═══ Source excerpt ═══

This type of song that was used for mass propaganda, consisted of only 0,75% of
the collected material. Thus, less than 1% of music was considered valuable
enough to preserve and use in mass culture, and 99% of music was kept in
secrecy; all cultural creativity of the minorities, thus, was controlled by the
state.
Furthermore,
the state incorporated and assimilated the minorities’ culture by creating and
supporting the institutions in which the original songs were re-written.
According to the national agenda, the texts of the songs were changed to have
politically appropriate connotations and reintroduced to the people as a new
culture composed by the Hans for their “little backward brothers.” The
professional researchers, who at the same time propagated state ideology, did
the fieldwork, collected, systematized, and transcribed in a much-simplified way
the music of minorities. After collectimh, the local group of researchers
selected “the best” songs and sent them to Peking. “The best” songs
usually implied the songs that were politically correct, that is to say, the
songs that did not have any historical undertones, which could transmit the
collective memory of suffering during the Chinese regime. “The best” songs
were also the happy songs or the songs of love that demonstrated the happiness
in which minorities lived under the Chinese regime. In Peking the selected songs
were further reconsidered and “the best” of them were given to the
“composers” to rewrite and “enrich” the original music with a new social
context. When the transformation or “amelioration and development” was done,
the songs were reintroduced to the minorities through the mass media or the
state culture agencies so that they could learn and incorporate the “new”

═══

- _Given exercise 1_: In the excerpt on minority songs, to which city did the local researchers send the songs they selected?
- _Given exercise 2_: Reproduce the excerpt on minority songs from "This type of" to "songs were re-written.".
Work only from the excerpt on minority songs, without outside knowledge.

═══ Supplied material ═══

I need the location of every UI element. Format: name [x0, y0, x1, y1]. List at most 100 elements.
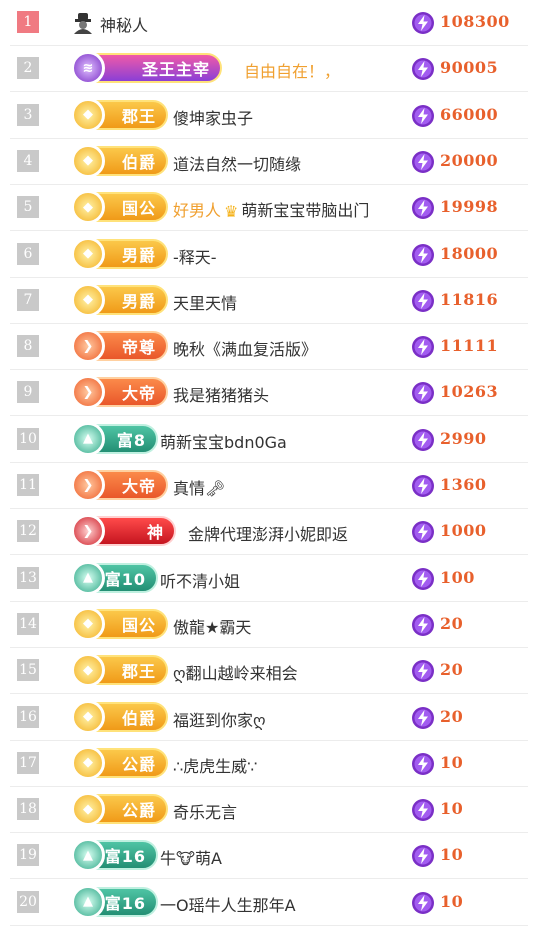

═══

- _Complete output 1_: Peking.

- _Complete output 2_:
This type of song that was used for mass propaganda, consisted of only 0,75% of
the collected material. Thus, less than 1% of music was considered valuable
enough to preserve and use in mass culture, and 99% of music was kept in
secrecy; all cultural creativity of the minorities, thus, was controlled by the
state.
Furthermore,
the state incorporated and assimilated the minorities’ culture by creating and
supporting the institutions in which the original songs were re-written.